━━ Supplied records ━━
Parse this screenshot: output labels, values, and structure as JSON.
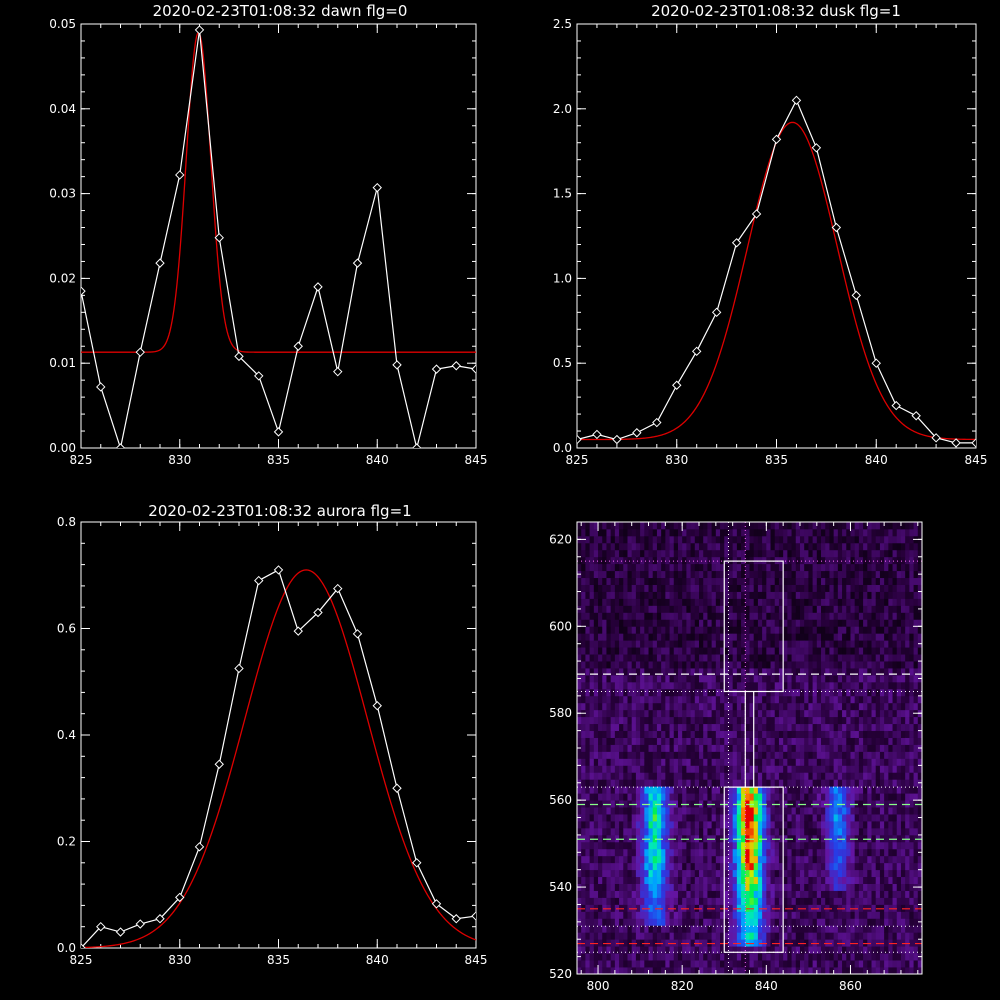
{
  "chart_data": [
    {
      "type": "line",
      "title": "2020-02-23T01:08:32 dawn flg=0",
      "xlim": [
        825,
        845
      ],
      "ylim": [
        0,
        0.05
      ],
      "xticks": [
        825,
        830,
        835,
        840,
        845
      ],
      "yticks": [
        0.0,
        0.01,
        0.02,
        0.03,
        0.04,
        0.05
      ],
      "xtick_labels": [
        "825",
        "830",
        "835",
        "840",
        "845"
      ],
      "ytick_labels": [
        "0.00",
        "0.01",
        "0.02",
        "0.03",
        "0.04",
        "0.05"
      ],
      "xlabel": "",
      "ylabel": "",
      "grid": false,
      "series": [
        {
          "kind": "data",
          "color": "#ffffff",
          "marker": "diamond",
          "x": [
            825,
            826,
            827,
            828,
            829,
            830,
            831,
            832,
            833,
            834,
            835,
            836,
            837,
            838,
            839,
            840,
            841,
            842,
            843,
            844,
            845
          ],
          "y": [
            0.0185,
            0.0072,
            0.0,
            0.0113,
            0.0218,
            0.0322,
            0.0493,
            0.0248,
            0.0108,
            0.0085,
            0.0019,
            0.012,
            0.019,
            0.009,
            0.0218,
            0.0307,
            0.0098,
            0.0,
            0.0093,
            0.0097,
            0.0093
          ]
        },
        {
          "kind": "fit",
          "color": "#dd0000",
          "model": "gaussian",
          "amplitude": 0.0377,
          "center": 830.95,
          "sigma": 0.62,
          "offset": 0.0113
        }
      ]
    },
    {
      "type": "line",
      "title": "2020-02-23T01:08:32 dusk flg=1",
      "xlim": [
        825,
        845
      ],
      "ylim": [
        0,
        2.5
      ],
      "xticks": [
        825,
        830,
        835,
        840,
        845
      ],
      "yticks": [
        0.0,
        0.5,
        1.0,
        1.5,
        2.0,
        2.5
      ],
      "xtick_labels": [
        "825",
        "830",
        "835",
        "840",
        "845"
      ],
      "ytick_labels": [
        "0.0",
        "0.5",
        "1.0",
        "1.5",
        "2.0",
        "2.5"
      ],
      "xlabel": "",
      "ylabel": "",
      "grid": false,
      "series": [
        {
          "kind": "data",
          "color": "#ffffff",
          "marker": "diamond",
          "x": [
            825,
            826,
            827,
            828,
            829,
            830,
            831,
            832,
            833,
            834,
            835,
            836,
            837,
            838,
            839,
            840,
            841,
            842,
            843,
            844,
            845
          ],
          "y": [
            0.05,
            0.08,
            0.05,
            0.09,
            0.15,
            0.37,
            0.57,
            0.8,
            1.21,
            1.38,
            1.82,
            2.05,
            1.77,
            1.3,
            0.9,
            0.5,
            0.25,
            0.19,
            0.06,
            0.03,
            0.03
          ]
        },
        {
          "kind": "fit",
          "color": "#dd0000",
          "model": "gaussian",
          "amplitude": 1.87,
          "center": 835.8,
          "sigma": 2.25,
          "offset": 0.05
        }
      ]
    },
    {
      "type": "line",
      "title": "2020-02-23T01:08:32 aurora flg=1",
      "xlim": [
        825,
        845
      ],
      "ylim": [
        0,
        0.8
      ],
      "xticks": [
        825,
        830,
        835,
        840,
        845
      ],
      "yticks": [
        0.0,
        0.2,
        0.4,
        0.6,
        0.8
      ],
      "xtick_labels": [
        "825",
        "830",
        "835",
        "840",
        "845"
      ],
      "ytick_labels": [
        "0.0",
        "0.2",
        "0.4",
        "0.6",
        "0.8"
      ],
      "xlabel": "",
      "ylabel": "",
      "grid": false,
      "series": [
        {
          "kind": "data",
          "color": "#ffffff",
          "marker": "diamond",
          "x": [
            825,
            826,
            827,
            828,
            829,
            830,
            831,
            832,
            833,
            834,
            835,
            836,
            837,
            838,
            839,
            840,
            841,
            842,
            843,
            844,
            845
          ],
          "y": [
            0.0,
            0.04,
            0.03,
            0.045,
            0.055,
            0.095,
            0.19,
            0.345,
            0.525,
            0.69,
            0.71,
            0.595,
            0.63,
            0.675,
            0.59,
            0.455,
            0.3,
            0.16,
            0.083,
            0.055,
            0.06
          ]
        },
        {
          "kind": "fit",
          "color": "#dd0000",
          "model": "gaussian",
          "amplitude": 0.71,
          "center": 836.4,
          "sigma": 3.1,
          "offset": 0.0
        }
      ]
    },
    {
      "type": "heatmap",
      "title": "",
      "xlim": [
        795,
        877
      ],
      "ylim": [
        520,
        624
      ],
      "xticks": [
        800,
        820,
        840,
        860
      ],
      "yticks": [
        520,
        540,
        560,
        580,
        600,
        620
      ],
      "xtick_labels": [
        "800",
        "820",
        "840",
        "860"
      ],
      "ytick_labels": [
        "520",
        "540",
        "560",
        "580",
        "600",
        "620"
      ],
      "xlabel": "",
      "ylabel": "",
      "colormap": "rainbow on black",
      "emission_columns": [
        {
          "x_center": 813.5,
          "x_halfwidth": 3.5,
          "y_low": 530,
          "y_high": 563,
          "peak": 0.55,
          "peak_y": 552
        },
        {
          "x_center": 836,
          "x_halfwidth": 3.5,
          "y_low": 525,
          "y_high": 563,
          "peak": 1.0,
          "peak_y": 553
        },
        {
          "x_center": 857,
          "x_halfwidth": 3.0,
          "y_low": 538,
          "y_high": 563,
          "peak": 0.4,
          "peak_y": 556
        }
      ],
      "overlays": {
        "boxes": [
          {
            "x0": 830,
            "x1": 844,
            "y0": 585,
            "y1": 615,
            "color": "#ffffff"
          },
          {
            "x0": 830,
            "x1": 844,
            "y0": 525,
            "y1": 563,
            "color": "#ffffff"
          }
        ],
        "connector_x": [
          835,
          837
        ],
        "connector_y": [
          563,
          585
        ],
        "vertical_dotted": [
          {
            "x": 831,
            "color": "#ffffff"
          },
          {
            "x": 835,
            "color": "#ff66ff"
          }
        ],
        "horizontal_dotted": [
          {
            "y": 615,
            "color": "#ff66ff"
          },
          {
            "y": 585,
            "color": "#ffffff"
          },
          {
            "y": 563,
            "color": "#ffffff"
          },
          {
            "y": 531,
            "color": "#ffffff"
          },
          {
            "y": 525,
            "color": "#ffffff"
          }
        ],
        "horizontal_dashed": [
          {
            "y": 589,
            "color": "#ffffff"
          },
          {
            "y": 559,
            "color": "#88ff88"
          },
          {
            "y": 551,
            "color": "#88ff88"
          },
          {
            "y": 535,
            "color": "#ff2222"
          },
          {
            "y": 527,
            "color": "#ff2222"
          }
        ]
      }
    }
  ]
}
━━━
━━ Supplied records ━━
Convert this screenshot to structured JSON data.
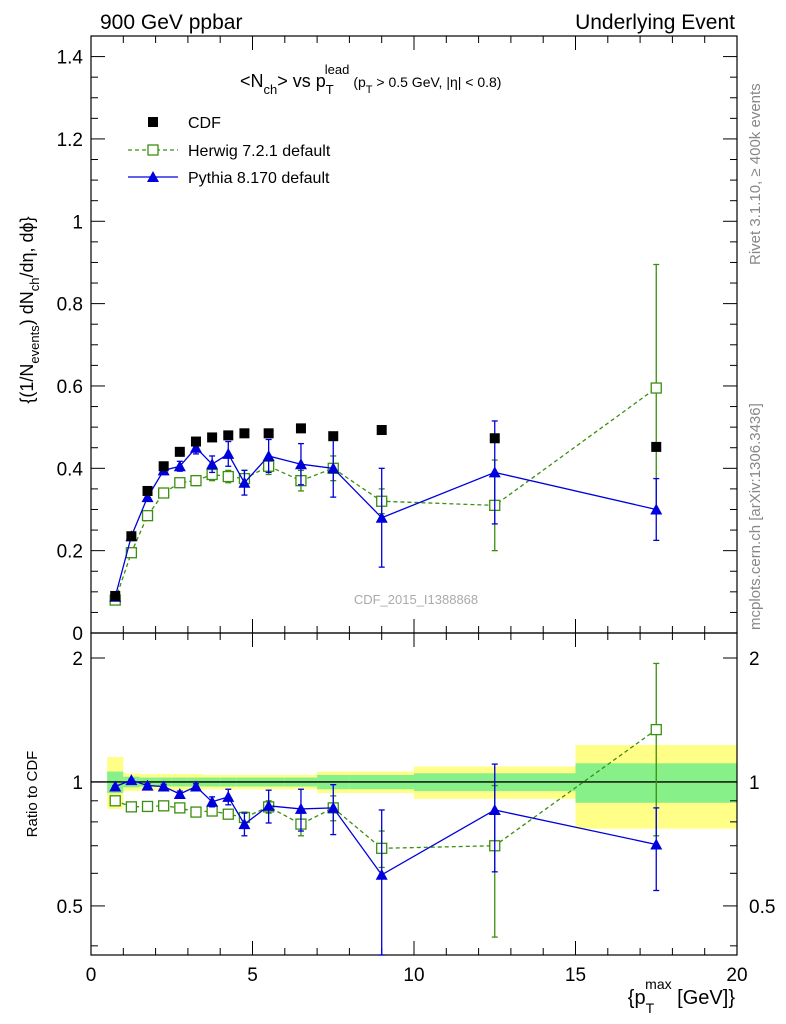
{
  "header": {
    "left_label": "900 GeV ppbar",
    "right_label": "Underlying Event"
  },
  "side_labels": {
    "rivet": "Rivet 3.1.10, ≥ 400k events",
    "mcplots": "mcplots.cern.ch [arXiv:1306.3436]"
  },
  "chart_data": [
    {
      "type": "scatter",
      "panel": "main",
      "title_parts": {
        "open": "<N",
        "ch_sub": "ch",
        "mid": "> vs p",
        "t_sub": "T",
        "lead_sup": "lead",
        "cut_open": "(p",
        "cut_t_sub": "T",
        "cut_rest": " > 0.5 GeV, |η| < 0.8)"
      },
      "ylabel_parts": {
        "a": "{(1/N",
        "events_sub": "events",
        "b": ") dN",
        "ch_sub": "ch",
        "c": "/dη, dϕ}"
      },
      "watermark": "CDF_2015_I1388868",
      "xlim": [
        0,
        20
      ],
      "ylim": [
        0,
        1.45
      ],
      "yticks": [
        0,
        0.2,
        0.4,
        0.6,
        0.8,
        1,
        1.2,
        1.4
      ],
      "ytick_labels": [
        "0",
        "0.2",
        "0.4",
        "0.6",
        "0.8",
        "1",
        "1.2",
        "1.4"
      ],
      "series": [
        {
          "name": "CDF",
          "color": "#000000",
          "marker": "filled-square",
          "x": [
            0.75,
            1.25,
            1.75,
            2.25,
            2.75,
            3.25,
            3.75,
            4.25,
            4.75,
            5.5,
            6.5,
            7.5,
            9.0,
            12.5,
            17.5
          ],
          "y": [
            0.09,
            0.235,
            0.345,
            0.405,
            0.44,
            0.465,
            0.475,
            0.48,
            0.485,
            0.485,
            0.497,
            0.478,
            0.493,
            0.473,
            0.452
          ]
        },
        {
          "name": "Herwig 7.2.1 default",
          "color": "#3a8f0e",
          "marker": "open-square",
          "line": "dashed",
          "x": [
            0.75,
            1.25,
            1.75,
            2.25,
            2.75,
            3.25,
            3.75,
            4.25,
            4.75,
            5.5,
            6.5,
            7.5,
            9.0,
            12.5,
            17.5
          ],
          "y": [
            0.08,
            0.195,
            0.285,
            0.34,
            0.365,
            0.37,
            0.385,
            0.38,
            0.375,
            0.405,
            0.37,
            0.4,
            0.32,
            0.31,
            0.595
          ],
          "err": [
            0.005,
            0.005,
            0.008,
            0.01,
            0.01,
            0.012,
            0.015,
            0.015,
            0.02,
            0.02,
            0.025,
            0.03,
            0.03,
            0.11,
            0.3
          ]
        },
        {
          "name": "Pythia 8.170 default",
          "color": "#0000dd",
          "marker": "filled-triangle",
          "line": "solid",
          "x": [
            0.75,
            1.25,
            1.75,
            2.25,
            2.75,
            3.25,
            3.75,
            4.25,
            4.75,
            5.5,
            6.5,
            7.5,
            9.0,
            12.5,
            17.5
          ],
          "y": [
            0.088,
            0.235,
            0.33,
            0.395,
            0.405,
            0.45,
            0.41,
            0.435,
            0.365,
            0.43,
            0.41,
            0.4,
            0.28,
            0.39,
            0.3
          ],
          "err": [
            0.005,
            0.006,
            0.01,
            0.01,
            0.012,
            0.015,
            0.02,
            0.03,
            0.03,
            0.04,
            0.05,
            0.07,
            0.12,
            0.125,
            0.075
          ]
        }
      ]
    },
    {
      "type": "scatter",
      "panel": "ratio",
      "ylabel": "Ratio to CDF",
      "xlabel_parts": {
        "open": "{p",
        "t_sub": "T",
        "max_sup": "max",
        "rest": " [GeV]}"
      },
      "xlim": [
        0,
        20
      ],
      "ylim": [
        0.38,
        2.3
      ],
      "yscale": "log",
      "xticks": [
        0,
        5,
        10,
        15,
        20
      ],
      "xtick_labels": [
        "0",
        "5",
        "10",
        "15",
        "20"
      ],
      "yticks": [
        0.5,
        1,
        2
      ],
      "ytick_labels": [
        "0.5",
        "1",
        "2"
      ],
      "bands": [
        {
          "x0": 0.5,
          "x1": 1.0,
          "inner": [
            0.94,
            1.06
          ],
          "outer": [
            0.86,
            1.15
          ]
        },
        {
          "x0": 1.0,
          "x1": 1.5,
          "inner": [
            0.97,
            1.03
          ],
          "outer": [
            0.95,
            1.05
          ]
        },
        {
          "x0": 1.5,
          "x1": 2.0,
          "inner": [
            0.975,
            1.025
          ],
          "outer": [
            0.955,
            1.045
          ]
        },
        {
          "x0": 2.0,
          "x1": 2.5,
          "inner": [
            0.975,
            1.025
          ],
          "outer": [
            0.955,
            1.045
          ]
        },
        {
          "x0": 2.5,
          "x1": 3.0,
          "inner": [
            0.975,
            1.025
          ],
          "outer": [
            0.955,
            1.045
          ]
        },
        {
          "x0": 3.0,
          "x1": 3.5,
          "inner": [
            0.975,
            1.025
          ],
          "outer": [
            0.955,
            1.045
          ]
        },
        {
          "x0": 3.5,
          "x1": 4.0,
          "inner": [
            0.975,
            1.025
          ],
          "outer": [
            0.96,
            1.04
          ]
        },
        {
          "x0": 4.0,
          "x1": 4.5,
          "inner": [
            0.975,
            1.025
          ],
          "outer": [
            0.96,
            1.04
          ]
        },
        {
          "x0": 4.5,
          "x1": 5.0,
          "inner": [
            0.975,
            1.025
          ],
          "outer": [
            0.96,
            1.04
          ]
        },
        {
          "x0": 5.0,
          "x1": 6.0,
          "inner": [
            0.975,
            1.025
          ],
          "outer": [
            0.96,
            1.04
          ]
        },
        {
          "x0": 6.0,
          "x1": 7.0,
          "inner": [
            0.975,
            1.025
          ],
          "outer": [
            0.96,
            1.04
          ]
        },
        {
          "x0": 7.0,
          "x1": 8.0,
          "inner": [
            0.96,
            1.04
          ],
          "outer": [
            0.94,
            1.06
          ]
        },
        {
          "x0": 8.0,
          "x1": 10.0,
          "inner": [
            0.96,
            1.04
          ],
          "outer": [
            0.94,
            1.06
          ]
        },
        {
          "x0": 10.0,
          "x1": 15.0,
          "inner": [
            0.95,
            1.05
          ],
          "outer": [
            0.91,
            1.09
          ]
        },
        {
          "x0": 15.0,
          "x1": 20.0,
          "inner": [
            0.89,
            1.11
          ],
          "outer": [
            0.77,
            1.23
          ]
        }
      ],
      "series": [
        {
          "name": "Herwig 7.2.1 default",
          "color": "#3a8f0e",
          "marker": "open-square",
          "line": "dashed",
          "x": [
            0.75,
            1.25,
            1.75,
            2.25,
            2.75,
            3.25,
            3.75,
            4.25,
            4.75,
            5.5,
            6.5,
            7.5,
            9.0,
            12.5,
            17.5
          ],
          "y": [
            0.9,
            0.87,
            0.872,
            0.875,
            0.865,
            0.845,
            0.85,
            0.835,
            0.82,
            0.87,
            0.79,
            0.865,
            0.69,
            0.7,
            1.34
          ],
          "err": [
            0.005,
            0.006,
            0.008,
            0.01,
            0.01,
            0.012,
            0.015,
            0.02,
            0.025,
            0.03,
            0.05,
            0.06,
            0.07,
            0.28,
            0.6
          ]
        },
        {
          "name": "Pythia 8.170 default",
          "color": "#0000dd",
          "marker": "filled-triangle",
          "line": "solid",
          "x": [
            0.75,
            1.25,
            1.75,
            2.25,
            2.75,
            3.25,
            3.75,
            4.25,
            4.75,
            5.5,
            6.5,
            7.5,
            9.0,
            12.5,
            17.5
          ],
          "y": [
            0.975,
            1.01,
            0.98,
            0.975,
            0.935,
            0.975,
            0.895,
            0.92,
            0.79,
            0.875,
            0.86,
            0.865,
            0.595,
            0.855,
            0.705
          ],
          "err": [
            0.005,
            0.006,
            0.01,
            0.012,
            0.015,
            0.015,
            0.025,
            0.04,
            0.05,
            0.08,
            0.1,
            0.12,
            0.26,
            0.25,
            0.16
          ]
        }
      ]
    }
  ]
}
━━━
### [Instructions to follow]
Which lines contain the word "events"? Return each of them.

### [Answer below]
    "rivet": "Rivet 3.1.10, ≥ 400k events",
        "events_sub": "events",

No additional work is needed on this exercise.